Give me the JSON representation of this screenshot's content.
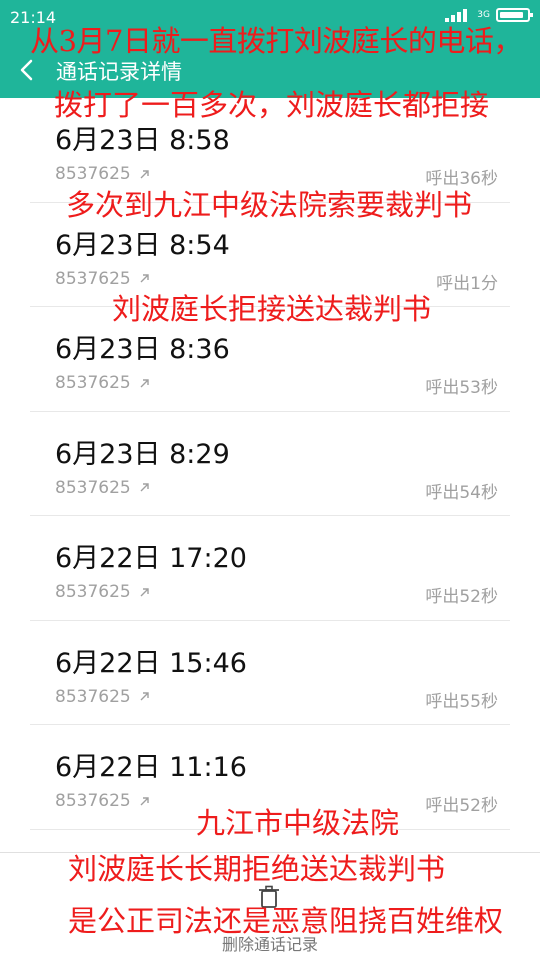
{
  "status_bar": {
    "time": "21:14",
    "network": "3G",
    "battery_level": 0.9
  },
  "header": {
    "title": "通话记录详情"
  },
  "calls": [
    {
      "date": "6月23日 8:58",
      "number": "8537625",
      "duration": "呼出36秒"
    },
    {
      "date": "6月23日 8:54",
      "number": "8537625",
      "duration": "呼出1分"
    },
    {
      "date": "6月23日 8:36",
      "number": "8537625",
      "duration": "呼出53秒"
    },
    {
      "date": "6月23日 8:29",
      "number": "8537625",
      "duration": "呼出54秒"
    },
    {
      "date": "6月22日 17:20",
      "number": "8537625",
      "duration": "呼出52秒"
    },
    {
      "date": "6月22日 15:46",
      "number": "8537625",
      "duration": "呼出55秒"
    },
    {
      "date": "6月22日 11:16",
      "number": "8537625",
      "duration": "呼出52秒"
    }
  ],
  "bottom": {
    "delete_label": "删除通话记录"
  },
  "overlay_captions": [
    "从3月7日就一直拨打刘波庭长的电话，",
    "拨打了一百多次，刘波庭长都拒接",
    "多次到九江中级法院索要裁判书",
    "刘波庭长拒接送达裁判书",
    "九江市中级法院",
    "刘波庭长长期拒绝送达裁判书",
    "是公正司法还是恶意阻挠百姓维权"
  ],
  "colors": {
    "header": "#1fb59a",
    "caption": "#ee1c1c"
  }
}
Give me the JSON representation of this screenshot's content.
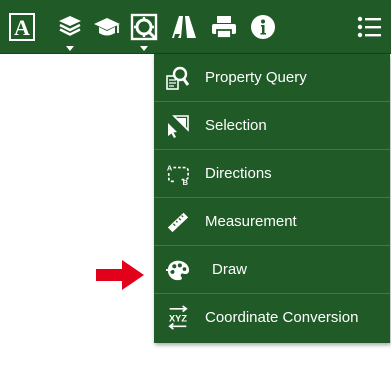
{
  "toolbar": {
    "background": "#1f5a27",
    "items": [
      {
        "icon": "text-a-icon"
      },
      {
        "icon": "layers-icon",
        "has_dropdown": true
      },
      {
        "icon": "graduation-cap-icon"
      },
      {
        "icon": "tools-icon",
        "has_dropdown": true,
        "active": true
      },
      {
        "icon": "map-road-icon"
      },
      {
        "icon": "printer-icon"
      },
      {
        "icon": "info-icon"
      },
      {
        "icon": "list-icon"
      }
    ]
  },
  "menu": {
    "background": "#1f5a27",
    "items": [
      {
        "label": "Property Query",
        "icon": "property-query-icon"
      },
      {
        "label": "Selection",
        "icon": "selection-icon"
      },
      {
        "label": "Directions",
        "icon": "directions-icon"
      },
      {
        "label": "Measurement",
        "icon": "ruler-icon"
      },
      {
        "label": "Draw",
        "icon": "palette-icon",
        "highlighted_by_arrow": true
      },
      {
        "label": "Coordinate Conversion",
        "icon": "xyz-conversion-icon"
      }
    ]
  },
  "annotation": {
    "arrow_color": "#e3001b",
    "arrow_icon": "red-right-arrow-icon"
  }
}
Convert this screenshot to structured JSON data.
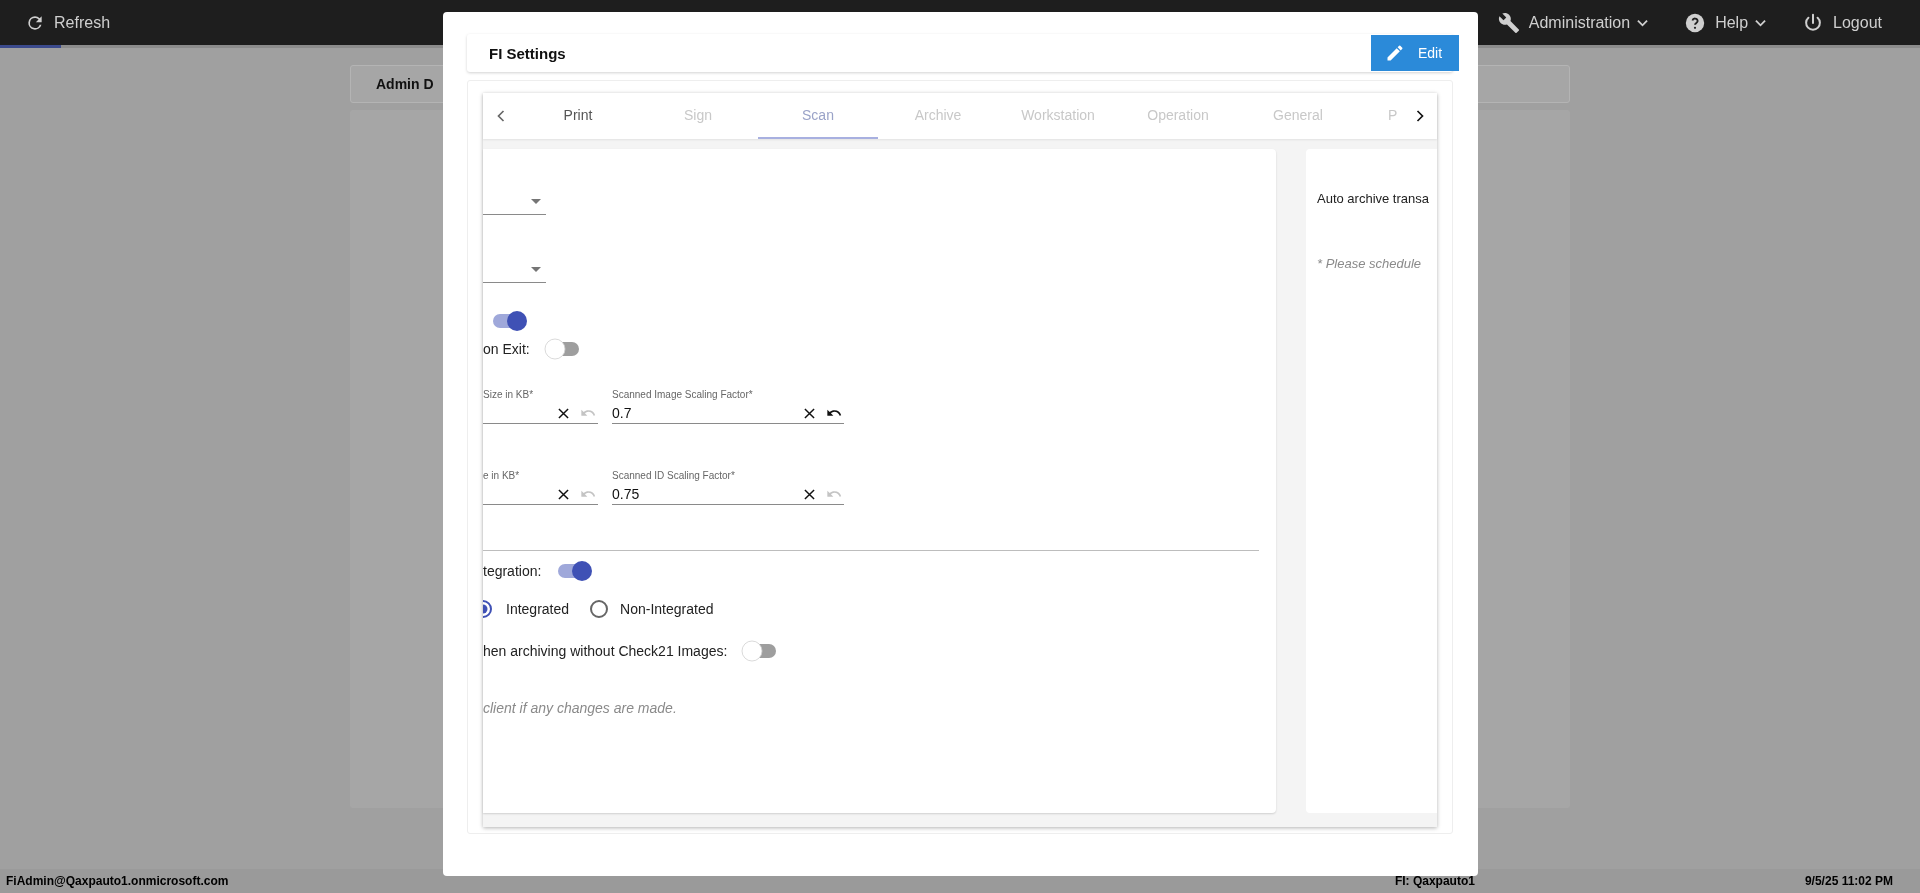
{
  "top_bar": {
    "refresh": "Refresh",
    "menus": [
      {
        "label": "Administration",
        "dropdown": true
      },
      {
        "label": "Help",
        "dropdown": true
      },
      {
        "label": "Logout",
        "dropdown": false
      }
    ]
  },
  "page": {
    "card_title": "Admin D"
  },
  "status_bar": {
    "user": "FiAdmin@Qaxpauto1.onmicrosoft.com",
    "fi": "FI: Qaxpauto1",
    "datetime": "9/5/25 11:02 PM"
  },
  "dialog": {
    "title": "FI Settings",
    "edit_button": "Edit",
    "tabs": [
      {
        "label": "Print",
        "selected": false,
        "dimmed": false
      },
      {
        "label": "Sign",
        "selected": false,
        "dimmed": true
      },
      {
        "label": "Scan",
        "selected": true,
        "dimmed": true
      },
      {
        "label": "Archive",
        "selected": false,
        "dimmed": true
      },
      {
        "label": "Workstation",
        "selected": false,
        "dimmed": true
      },
      {
        "label": "Operation",
        "selected": false,
        "dimmed": true
      },
      {
        "label": "General",
        "selected": false,
        "dimmed": true
      },
      {
        "label": "P",
        "selected": false,
        "dimmed": true
      }
    ],
    "left_panel": {
      "rows": [
        {
          "kind": "dropdown"
        },
        {
          "kind": "dropdown"
        },
        {
          "kind": "toggle",
          "on": true
        },
        {
          "kind": "toggle",
          "label": "on Exit:",
          "on": false
        },
        {
          "kind": "fields",
          "fields": [
            {
              "label": "Size in KB*",
              "undo_enabled": false
            },
            {
              "label": "Scanned Image Scaling Factor*",
              "value": "0.7",
              "undo_enabled": true
            }
          ]
        },
        {
          "kind": "fields",
          "fields": [
            {
              "label": "e in KB*",
              "undo_enabled": false
            },
            {
              "label": "Scanned ID Scaling Factor*",
              "value": "0.75",
              "undo_enabled": false
            }
          ]
        },
        {
          "kind": "divider"
        },
        {
          "kind": "toggle",
          "label": "tegration:",
          "on": true
        },
        {
          "kind": "radios",
          "options": [
            {
              "label": "Integrated",
              "selected": true
            },
            {
              "label": "Non-Integrated",
              "selected": false
            }
          ]
        },
        {
          "kind": "toggle",
          "label": "hen archiving without Check21 Images:",
          "on": false
        },
        {
          "kind": "note",
          "text": "client if any changes are made."
        }
      ]
    },
    "right_panel": {
      "text": "Auto archive transa",
      "note": "* Please schedule"
    }
  }
}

OBJECTIVE:
Take each line containing the string "Factor" and copy it out.

EXERCISE SOLUTION:
              "label": "Scanned Image Scaling Factor*",
              "label": "Scanned ID Scaling Factor*",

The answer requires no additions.